- _Work instructions_:
Tell how many lines in these records contain the string "programming", with only the number as the reply.
========
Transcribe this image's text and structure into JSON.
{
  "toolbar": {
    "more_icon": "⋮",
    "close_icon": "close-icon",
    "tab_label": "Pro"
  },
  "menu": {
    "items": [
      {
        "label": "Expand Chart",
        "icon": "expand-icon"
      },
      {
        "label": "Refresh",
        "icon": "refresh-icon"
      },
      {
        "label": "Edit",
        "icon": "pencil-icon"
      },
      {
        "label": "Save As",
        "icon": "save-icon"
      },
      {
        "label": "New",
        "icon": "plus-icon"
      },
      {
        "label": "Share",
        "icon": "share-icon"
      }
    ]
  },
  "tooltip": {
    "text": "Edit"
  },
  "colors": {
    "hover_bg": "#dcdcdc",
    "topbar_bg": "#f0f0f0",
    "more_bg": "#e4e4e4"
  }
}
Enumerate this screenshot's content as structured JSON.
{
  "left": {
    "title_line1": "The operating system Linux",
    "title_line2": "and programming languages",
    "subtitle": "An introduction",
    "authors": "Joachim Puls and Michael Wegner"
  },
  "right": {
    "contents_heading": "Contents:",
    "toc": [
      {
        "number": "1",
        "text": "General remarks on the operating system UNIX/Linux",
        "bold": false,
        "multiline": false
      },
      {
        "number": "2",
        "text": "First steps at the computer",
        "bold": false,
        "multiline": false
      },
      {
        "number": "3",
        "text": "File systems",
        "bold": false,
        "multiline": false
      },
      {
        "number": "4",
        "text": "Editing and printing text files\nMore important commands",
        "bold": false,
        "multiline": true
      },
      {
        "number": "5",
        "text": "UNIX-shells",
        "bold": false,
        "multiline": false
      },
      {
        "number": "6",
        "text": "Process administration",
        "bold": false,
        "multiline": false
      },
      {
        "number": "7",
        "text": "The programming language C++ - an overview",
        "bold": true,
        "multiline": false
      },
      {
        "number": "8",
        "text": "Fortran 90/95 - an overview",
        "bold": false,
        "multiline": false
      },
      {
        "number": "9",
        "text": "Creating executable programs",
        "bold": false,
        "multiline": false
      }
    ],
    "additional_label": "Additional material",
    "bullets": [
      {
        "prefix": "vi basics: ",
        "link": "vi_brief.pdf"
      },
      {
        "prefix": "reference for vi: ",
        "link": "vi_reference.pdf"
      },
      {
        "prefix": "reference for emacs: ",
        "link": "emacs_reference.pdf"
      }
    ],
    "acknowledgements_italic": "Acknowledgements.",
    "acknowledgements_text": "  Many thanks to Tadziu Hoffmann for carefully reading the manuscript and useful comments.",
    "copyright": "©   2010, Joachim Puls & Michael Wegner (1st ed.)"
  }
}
========
- _Written response_:
2